━━━━━ Raw data ━━━━━

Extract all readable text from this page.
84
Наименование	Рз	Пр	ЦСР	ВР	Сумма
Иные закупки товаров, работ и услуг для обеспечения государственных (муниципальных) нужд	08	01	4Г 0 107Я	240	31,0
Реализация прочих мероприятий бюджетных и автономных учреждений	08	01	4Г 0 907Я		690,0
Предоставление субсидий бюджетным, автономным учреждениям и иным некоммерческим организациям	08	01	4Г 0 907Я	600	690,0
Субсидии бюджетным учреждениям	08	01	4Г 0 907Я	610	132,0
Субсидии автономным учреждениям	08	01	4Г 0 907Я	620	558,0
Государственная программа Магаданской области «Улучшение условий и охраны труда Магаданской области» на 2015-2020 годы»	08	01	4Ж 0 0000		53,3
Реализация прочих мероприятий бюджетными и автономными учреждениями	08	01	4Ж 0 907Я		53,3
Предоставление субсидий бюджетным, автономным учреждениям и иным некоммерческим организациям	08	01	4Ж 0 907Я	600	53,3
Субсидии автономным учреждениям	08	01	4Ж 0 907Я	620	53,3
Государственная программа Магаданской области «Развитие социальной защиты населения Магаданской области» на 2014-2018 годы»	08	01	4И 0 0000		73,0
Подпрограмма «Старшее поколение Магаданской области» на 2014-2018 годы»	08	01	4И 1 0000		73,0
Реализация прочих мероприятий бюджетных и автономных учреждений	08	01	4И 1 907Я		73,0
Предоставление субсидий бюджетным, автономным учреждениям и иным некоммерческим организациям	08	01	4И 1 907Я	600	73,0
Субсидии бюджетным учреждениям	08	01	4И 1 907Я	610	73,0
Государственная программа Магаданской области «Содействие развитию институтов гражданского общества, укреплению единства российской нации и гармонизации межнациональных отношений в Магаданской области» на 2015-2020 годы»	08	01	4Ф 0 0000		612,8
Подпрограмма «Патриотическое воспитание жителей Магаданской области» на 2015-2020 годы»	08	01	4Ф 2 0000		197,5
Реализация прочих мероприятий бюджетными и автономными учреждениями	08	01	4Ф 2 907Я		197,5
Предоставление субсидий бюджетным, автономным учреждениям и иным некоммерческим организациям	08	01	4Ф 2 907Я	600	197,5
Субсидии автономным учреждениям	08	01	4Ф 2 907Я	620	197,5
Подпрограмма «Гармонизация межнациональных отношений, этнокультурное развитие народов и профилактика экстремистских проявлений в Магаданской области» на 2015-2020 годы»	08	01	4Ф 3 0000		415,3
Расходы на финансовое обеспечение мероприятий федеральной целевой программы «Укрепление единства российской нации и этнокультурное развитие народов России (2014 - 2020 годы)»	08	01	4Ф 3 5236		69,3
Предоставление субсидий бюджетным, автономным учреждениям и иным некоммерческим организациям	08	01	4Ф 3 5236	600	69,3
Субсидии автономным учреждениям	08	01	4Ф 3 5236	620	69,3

━━━━━

To be done:
How many lines in the entries contain the string "прочих"? Answer with the number only.

Answer to this task:
4